[begin Task data]
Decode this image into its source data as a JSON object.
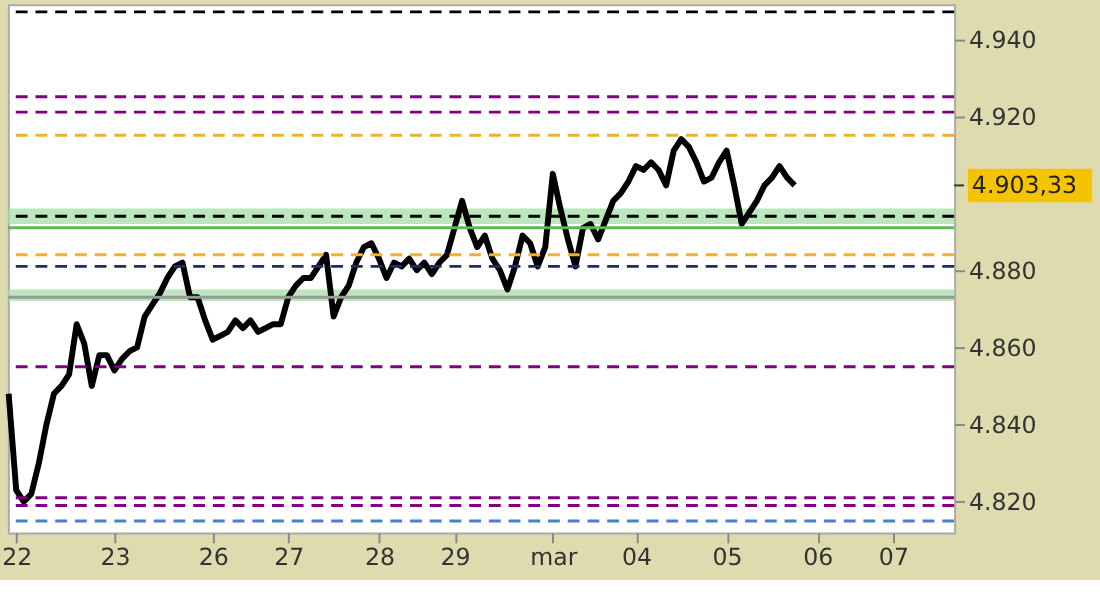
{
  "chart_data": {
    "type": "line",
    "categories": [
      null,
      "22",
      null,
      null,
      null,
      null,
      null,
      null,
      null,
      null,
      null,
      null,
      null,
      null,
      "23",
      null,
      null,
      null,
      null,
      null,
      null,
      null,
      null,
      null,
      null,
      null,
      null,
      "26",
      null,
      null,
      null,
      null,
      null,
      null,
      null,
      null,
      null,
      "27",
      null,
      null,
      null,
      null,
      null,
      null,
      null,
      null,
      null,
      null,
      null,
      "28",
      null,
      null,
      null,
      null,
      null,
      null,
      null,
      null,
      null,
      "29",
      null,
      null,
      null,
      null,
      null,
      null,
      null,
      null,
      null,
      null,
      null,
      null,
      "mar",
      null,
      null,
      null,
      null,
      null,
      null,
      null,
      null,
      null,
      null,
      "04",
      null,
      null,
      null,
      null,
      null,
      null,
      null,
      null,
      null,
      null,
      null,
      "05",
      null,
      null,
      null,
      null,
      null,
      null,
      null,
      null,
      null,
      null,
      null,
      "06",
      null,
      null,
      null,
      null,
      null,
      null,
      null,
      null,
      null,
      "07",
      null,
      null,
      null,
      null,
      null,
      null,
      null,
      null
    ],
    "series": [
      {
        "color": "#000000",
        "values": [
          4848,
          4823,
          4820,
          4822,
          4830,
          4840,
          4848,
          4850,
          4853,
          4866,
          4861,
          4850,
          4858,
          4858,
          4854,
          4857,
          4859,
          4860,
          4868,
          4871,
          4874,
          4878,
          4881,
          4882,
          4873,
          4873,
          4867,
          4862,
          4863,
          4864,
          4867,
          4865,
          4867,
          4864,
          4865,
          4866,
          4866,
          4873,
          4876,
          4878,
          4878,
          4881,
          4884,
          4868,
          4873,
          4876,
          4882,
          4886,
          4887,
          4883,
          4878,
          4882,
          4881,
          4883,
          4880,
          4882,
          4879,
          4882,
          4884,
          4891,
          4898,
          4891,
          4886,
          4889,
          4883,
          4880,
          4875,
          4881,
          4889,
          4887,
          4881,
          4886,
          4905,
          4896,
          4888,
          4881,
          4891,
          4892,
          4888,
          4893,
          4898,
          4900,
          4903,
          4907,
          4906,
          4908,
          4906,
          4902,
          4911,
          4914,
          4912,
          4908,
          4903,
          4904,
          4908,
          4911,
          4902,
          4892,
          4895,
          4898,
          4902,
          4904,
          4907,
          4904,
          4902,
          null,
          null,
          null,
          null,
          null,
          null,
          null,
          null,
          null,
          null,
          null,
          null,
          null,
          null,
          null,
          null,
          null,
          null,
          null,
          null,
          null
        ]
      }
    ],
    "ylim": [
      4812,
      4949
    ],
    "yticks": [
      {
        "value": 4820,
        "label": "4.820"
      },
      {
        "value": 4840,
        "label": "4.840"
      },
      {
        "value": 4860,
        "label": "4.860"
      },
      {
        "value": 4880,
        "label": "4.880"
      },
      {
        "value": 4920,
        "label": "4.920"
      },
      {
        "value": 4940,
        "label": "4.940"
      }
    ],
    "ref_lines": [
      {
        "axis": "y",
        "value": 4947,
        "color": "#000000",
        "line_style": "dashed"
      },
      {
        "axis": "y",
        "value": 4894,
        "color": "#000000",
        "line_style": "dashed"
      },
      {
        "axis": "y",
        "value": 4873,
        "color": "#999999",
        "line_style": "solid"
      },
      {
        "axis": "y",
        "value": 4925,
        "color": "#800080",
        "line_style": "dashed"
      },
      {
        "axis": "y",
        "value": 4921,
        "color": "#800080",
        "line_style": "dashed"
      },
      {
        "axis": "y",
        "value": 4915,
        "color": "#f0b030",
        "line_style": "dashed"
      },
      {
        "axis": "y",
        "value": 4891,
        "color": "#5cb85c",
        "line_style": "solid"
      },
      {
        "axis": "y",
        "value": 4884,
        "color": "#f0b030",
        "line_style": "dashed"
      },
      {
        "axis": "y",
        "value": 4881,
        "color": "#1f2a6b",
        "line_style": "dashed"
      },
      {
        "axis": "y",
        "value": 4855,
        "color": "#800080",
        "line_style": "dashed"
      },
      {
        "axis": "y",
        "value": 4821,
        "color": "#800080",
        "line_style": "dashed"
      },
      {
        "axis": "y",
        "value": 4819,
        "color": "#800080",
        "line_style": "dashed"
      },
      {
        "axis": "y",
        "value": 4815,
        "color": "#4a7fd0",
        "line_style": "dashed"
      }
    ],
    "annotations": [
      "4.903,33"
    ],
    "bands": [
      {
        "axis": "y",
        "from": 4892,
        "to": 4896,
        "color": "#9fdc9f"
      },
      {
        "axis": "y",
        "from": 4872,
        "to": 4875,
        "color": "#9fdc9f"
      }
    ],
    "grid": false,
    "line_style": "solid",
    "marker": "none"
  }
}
[end Task data]
[begin Task data]
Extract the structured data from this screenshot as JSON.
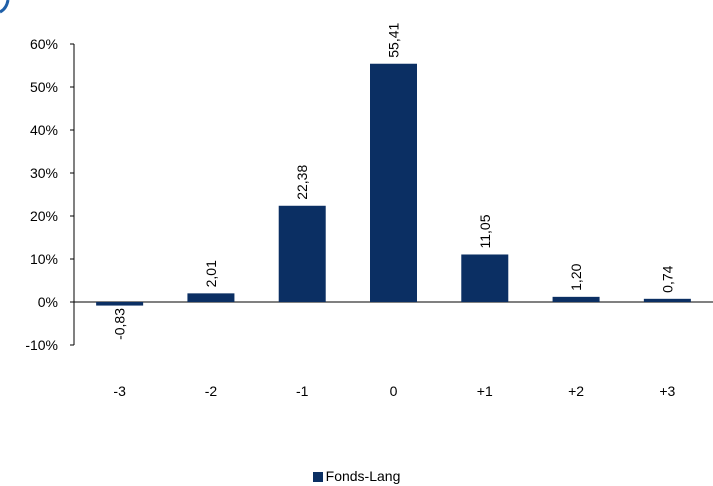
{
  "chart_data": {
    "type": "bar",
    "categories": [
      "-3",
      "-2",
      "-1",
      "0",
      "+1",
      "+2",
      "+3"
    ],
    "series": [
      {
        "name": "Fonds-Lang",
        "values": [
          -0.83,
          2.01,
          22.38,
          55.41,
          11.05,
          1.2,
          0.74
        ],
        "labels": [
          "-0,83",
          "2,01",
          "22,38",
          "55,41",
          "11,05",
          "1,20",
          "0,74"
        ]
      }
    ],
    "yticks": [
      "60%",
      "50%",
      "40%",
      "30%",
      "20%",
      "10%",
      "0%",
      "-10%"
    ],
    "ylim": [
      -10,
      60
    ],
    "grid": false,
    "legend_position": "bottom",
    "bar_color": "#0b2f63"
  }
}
[end Task data]
Task brief - Copy out all lines from the material above that contain the string "this".

Result below -
Decode this image into its source data as a JSON object.
Extract the structured data from this screenshot as JSON.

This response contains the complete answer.